What is being asked — Reproduce every line of the records below verbatim.

Records supplied —
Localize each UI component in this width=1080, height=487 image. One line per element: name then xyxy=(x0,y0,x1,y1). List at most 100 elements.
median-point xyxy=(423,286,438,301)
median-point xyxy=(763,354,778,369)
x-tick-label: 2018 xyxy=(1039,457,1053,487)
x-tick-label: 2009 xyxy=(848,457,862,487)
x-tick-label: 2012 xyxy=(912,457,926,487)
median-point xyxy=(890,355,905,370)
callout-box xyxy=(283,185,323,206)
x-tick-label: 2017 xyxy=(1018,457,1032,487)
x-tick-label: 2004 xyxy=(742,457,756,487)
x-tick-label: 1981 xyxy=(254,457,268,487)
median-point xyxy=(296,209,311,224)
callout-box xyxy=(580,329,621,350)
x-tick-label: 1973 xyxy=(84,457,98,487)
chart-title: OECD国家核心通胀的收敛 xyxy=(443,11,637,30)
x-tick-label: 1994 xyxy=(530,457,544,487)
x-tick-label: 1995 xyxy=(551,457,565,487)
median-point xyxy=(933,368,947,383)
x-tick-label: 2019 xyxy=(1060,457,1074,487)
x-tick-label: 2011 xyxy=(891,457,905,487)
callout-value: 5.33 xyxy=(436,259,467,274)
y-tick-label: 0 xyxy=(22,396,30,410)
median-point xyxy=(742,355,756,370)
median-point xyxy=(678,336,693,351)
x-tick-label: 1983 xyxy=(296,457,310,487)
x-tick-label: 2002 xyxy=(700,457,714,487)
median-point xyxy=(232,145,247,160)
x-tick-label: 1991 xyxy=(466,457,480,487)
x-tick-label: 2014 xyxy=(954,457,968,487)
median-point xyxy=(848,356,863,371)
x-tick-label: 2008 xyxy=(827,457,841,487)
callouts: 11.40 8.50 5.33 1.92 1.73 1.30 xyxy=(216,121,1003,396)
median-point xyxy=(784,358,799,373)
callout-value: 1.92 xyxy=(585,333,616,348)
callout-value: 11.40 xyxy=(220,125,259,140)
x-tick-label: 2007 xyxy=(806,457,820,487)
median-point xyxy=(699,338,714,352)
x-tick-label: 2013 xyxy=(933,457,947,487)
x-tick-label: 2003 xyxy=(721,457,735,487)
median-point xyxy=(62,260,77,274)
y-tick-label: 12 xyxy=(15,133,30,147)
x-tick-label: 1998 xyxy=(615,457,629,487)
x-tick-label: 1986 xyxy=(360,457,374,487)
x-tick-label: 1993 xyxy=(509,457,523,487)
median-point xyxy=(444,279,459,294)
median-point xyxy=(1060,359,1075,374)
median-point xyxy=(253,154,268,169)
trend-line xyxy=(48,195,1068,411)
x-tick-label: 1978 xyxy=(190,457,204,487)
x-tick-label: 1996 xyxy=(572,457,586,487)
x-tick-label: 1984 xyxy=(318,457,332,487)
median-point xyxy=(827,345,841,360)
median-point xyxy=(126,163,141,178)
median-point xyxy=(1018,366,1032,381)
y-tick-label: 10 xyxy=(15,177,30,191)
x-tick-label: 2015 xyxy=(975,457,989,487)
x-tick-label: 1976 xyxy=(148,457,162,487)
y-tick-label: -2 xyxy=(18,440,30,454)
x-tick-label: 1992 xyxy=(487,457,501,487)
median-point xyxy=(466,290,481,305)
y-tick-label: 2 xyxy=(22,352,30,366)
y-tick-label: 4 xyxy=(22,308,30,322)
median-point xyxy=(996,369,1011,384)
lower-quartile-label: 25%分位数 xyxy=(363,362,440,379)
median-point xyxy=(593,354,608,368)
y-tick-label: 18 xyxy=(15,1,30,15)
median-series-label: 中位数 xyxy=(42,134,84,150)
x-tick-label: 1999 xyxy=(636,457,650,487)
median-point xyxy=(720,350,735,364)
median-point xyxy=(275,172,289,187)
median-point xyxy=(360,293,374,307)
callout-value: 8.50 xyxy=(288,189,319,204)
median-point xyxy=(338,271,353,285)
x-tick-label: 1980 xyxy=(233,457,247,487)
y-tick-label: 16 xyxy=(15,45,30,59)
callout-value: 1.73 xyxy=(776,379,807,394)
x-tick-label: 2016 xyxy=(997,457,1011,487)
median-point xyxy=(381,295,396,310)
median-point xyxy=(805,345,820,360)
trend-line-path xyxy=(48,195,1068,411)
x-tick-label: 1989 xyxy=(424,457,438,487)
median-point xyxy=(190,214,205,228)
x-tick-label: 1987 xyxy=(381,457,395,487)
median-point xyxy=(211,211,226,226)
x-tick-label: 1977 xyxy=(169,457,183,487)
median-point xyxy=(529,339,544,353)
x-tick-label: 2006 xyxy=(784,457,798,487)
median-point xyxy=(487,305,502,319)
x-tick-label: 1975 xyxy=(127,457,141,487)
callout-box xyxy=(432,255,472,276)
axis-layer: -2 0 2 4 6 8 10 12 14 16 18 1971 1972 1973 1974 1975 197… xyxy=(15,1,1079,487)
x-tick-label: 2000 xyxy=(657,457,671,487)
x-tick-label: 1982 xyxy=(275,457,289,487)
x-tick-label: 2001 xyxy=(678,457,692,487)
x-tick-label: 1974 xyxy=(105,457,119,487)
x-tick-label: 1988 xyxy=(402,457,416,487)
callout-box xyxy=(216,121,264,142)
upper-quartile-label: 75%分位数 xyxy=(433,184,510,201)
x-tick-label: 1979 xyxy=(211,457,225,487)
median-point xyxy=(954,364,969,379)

Expected output —
Localize each UI component in this width=1080, height=487 image. One line per element: name then xyxy=(x0,y0,x1,y1). List at most 100 elements.
median-point xyxy=(423,286,438,301)
median-point xyxy=(763,354,778,369)
x-tick-label: 2018 xyxy=(1039,457,1053,487)
x-tick-label: 2009 xyxy=(848,457,862,487)
x-tick-label: 2012 xyxy=(912,457,926,487)
median-point xyxy=(890,355,905,370)
callout-box xyxy=(283,185,323,206)
x-tick-label: 2017 xyxy=(1018,457,1032,487)
x-tick-label: 2004 xyxy=(742,457,756,487)
x-tick-label: 1981 xyxy=(254,457,268,487)
median-point xyxy=(296,209,311,224)
callout-box xyxy=(580,329,621,350)
x-tick-label: 1973 xyxy=(84,457,98,487)
chart-title: OECD国家核心通胀的收敛 xyxy=(443,11,637,30)
x-tick-label: 1994 xyxy=(530,457,544,487)
x-tick-label: 1995 xyxy=(551,457,565,487)
median-point xyxy=(933,368,947,383)
x-tick-label: 2019 xyxy=(1060,457,1074,487)
x-tick-label: 2011 xyxy=(891,457,905,487)
callout-value: 5.33 xyxy=(436,259,467,274)
y-tick-label: 0 xyxy=(22,396,30,410)
median-point xyxy=(742,355,756,370)
median-point xyxy=(678,336,693,351)
x-tick-label: 1983 xyxy=(296,457,310,487)
x-tick-label: 2002 xyxy=(700,457,714,487)
median-point xyxy=(232,145,247,160)
x-tick-label: 1991 xyxy=(466,457,480,487)
x-tick-label: 2014 xyxy=(954,457,968,487)
median-point xyxy=(848,356,863,371)
x-tick-label: 2008 xyxy=(827,457,841,487)
callouts: 11.40 8.50 5.33 1.92 1.73 1.30 xyxy=(216,121,1003,396)
median-point xyxy=(784,358,799,373)
callout-value: 1.92 xyxy=(585,333,616,348)
callout-value: 11.40 xyxy=(220,125,259,140)
x-tick-label: 2007 xyxy=(806,457,820,487)
median-point xyxy=(699,338,714,352)
x-tick-label: 2013 xyxy=(933,457,947,487)
x-tick-label: 2003 xyxy=(721,457,735,487)
median-point xyxy=(62,260,77,274)
y-tick-label: 12 xyxy=(15,133,30,147)
x-tick-label: 1998 xyxy=(615,457,629,487)
x-tick-label: 1986 xyxy=(360,457,374,487)
x-tick-label: 1993 xyxy=(509,457,523,487)
median-point xyxy=(444,279,459,294)
median-point xyxy=(1060,359,1075,374)
median-point xyxy=(253,154,268,169)
trend-line xyxy=(48,195,1068,411)
x-tick-label: 1978 xyxy=(190,457,204,487)
x-tick-label: 1996 xyxy=(572,457,586,487)
x-tick-label: 1984 xyxy=(318,457,332,487)
median-point xyxy=(827,345,841,360)
median-point xyxy=(126,163,141,178)
median-point xyxy=(1018,366,1032,381)
y-tick-label: 10 xyxy=(15,177,30,191)
x-tick-label: 2015 xyxy=(975,457,989,487)
x-tick-label: 1976 xyxy=(148,457,162,487)
y-tick-label: -2 xyxy=(18,440,30,454)
x-tick-label: 1992 xyxy=(487,457,501,487)
median-point xyxy=(466,290,481,305)
y-tick-label: 2 xyxy=(22,352,30,366)
y-tick-label: 4 xyxy=(22,308,30,322)
median-point xyxy=(996,369,1011,384)
lower-quartile-label: 25%分位数 xyxy=(363,362,440,379)
median-point xyxy=(593,354,608,368)
y-tick-label: 18 xyxy=(15,1,30,15)
median-series-label: 中位数 xyxy=(42,134,84,150)
x-tick-label: 1999 xyxy=(636,457,650,487)
median-point xyxy=(720,350,735,364)
median-point xyxy=(275,172,289,187)
median-point xyxy=(360,293,374,307)
callout-value: 8.50 xyxy=(288,189,319,204)
median-point xyxy=(338,271,353,285)
x-tick-label: 1980 xyxy=(233,457,247,487)
y-tick-label: 16 xyxy=(15,45,30,59)
callout-value: 1.73 xyxy=(776,379,807,394)
x-tick-label: 2016 xyxy=(997,457,1011,487)
median-point xyxy=(381,295,396,310)
median-point xyxy=(805,345,820,360)
trend-line-path xyxy=(48,195,1068,411)
x-tick-label: 1989 xyxy=(424,457,438,487)
median-point xyxy=(190,214,205,228)
x-tick-label: 1987 xyxy=(381,457,395,487)
median-point xyxy=(211,211,226,226)
x-tick-label: 1977 xyxy=(169,457,183,487)
median-point xyxy=(529,339,544,353)
x-tick-label: 2006 xyxy=(784,457,798,487)
median-point xyxy=(487,305,502,319)
x-tick-label: 1975 xyxy=(127,457,141,487)
callout-box xyxy=(432,255,472,276)
axis-layer: -2 0 2 4 6 8 10 12 14 16 18 1971 1972 1973 1974 1975 197… xyxy=(15,1,1079,487)
x-tick-label: 2000 xyxy=(657,457,671,487)
x-tick-label: 1982 xyxy=(275,457,289,487)
x-tick-label: 2001 xyxy=(678,457,692,487)
x-tick-label: 1974 xyxy=(105,457,119,487)
x-tick-label: 1988 xyxy=(402,457,416,487)
callout-box xyxy=(216,121,264,142)
upper-quartile-label: 75%分位数 xyxy=(433,184,510,201)
x-tick-label: 1979 xyxy=(211,457,225,487)
median-point xyxy=(954,364,969,379)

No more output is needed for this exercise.